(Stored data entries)
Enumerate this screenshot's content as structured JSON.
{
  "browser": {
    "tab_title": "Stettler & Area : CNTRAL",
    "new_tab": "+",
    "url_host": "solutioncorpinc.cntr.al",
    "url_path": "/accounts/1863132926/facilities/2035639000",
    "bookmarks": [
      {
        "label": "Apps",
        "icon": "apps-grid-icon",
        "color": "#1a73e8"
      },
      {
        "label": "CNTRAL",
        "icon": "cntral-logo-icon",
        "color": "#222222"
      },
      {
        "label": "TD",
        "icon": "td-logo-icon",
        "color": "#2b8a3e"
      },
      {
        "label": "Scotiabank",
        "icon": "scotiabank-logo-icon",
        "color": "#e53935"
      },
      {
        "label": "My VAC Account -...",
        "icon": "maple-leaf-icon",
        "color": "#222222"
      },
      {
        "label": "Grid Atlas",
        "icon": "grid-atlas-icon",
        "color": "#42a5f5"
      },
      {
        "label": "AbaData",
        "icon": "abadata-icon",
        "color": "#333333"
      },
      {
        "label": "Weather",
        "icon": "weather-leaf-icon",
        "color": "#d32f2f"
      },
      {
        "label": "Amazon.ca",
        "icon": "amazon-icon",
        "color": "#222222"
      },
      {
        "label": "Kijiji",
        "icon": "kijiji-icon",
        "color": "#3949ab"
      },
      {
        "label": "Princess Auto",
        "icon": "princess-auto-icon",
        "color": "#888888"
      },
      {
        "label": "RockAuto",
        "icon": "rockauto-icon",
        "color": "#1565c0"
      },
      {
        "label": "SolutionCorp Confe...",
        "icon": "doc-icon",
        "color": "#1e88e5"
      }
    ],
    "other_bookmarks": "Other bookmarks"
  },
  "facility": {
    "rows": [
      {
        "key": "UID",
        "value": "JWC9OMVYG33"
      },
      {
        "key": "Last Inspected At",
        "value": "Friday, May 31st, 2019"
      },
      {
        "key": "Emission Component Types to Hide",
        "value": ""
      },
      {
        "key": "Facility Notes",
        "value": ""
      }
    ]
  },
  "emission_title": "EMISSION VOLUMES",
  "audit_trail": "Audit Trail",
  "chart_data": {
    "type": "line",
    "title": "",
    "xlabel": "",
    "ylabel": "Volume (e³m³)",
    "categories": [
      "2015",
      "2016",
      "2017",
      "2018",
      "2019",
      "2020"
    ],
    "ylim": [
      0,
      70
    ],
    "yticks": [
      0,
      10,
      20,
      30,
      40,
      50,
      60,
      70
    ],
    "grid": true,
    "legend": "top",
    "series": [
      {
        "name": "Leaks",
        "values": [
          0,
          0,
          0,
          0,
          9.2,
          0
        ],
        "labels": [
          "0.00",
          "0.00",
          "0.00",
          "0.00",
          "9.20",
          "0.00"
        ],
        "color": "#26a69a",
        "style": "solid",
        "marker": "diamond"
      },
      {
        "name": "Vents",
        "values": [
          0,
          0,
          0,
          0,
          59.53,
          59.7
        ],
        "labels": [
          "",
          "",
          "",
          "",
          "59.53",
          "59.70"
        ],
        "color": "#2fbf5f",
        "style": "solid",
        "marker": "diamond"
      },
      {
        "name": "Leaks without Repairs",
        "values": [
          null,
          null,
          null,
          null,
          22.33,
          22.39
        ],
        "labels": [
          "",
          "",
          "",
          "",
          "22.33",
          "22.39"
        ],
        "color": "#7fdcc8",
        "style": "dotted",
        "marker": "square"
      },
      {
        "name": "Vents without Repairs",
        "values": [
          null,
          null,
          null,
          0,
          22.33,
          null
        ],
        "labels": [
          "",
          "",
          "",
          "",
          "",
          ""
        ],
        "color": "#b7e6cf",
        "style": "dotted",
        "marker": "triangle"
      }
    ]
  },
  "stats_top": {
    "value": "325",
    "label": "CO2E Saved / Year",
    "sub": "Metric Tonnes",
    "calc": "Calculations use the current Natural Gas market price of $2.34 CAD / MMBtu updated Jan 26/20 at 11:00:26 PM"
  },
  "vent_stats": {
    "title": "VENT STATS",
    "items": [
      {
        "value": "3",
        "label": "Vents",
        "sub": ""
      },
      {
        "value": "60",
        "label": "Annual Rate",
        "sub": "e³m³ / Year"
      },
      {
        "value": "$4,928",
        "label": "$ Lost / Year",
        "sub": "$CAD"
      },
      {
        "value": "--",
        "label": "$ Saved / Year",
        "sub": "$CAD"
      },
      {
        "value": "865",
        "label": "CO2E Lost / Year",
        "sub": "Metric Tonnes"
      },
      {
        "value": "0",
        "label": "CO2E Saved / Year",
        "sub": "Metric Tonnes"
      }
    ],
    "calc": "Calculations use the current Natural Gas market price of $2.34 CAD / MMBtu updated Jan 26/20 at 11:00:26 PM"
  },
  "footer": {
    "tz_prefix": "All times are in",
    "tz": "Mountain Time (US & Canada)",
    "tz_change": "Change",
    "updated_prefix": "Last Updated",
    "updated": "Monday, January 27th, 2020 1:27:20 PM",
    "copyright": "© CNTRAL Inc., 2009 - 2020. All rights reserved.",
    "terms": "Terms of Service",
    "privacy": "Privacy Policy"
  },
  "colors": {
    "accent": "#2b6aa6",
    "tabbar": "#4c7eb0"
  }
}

● Your instructions
Retype the listing. Match it exactly.

● Response
Enumerate this screenshot's content as structured JSON.
{
  "browser": {
    "tab_title": "Stettler & Area : CNTRAL",
    "new_tab": "+",
    "url_host": "solutioncorpinc.cntr.al",
    "url_path": "/accounts/1863132926/facilities/2035639000",
    "bookmarks": [
      {
        "label": "Apps",
        "icon": "apps-grid-icon",
        "color": "#1a73e8"
      },
      {
        "label": "CNTRAL",
        "icon": "cntral-logo-icon",
        "color": "#222222"
      },
      {
        "label": "TD",
        "icon": "td-logo-icon",
        "color": "#2b8a3e"
      },
      {
        "label": "Scotiabank",
        "icon": "scotiabank-logo-icon",
        "color": "#e53935"
      },
      {
        "label": "My VAC Account -...",
        "icon": "maple-leaf-icon",
        "color": "#222222"
      },
      {
        "label": "Grid Atlas",
        "icon": "grid-atlas-icon",
        "color": "#42a5f5"
      },
      {
        "label": "AbaData",
        "icon": "abadata-icon",
        "color": "#333333"
      },
      {
        "label": "Weather",
        "icon": "weather-leaf-icon",
        "color": "#d32f2f"
      },
      {
        "label": "Amazon.ca",
        "icon": "amazon-icon",
        "color": "#222222"
      },
      {
        "label": "Kijiji",
        "icon": "kijiji-icon",
        "color": "#3949ab"
      },
      {
        "label": "Princess Auto",
        "icon": "princess-auto-icon",
        "color": "#888888"
      },
      {
        "label": "RockAuto",
        "icon": "rockauto-icon",
        "color": "#1565c0"
      },
      {
        "label": "SolutionCorp Confe...",
        "icon": "doc-icon",
        "color": "#1e88e5"
      }
    ],
    "other_bookmarks": "Other bookmarks"
  },
  "facility": {
    "rows": [
      {
        "key": "UID",
        "value": "JWC9OMVYG33"
      },
      {
        "key": "Last Inspected At",
        "value": "Friday, May 31st, 2019"
      },
      {
        "key": "Emission Component Types to Hide",
        "value": ""
      },
      {
        "key": "Facility Notes",
        "value": ""
      }
    ]
  },
  "emission_title": "EMISSION VOLUMES",
  "audit_trail": "Audit Trail",
  "chart_data": {
    "type": "line",
    "title": "",
    "xlabel": "",
    "ylabel": "Volume (e³m³)",
    "categories": [
      "2015",
      "2016",
      "2017",
      "2018",
      "2019",
      "2020"
    ],
    "ylim": [
      0,
      70
    ],
    "yticks": [
      0,
      10,
      20,
      30,
      40,
      50,
      60,
      70
    ],
    "grid": true,
    "legend": "top",
    "series": [
      {
        "name": "Leaks",
        "values": [
          0,
          0,
          0,
          0,
          9.2,
          0
        ],
        "labels": [
          "0.00",
          "0.00",
          "0.00",
          "0.00",
          "9.20",
          "0.00"
        ],
        "color": "#26a69a",
        "style": "solid",
        "marker": "diamond"
      },
      {
        "name": "Vents",
        "values": [
          0,
          0,
          0,
          0,
          59.53,
          59.7
        ],
        "labels": [
          "",
          "",
          "",
          "",
          "59.53",
          "59.70"
        ],
        "color": "#2fbf5f",
        "style": "solid",
        "marker": "diamond"
      },
      {
        "name": "Leaks without Repairs",
        "values": [
          null,
          null,
          null,
          null,
          22.33,
          22.39
        ],
        "labels": [
          "",
          "",
          "",
          "",
          "22.33",
          "22.39"
        ],
        "color": "#7fdcc8",
        "style": "dotted",
        "marker": "square"
      },
      {
        "name": "Vents without Repairs",
        "values": [
          null,
          null,
          null,
          0,
          22.33,
          null
        ],
        "labels": [
          "",
          "",
          "",
          "",
          "",
          ""
        ],
        "color": "#b7e6cf",
        "style": "dotted",
        "marker": "triangle"
      }
    ]
  },
  "stats_top": {
    "value": "325",
    "label": "CO2E Saved / Year",
    "sub": "Metric Tonnes",
    "calc": "Calculations use the current Natural Gas market price of $2.34 CAD / MMBtu updated Jan 26/20 at 11:00:26 PM"
  },
  "vent_stats": {
    "title": "VENT STATS",
    "items": [
      {
        "value": "3",
        "label": "Vents",
        "sub": ""
      },
      {
        "value": "60",
        "label": "Annual Rate",
        "sub": "e³m³ / Year"
      },
      {
        "value": "$4,928",
        "label": "$ Lost / Year",
        "sub": "$CAD"
      },
      {
        "value": "--",
        "label": "$ Saved / Year",
        "sub": "$CAD"
      },
      {
        "value": "865",
        "label": "CO2E Lost / Year",
        "sub": "Metric Tonnes"
      },
      {
        "value": "0",
        "label": "CO2E Saved / Year",
        "sub": "Metric Tonnes"
      }
    ],
    "calc": "Calculations use the current Natural Gas market price of $2.34 CAD / MMBtu updated Jan 26/20 at 11:00:26 PM"
  },
  "footer": {
    "tz_prefix": "All times are in",
    "tz": "Mountain Time (US & Canada)",
    "tz_change": "Change",
    "updated_prefix": "Last Updated",
    "updated": "Monday, January 27th, 2020 1:27:20 PM",
    "copyright": "© CNTRAL Inc., 2009 - 2020. All rights reserved.",
    "terms": "Terms of Service",
    "privacy": "Privacy Policy"
  },
  "colors": {
    "accent": "#2b6aa6",
    "tabbar": "#4c7eb0"
  }
}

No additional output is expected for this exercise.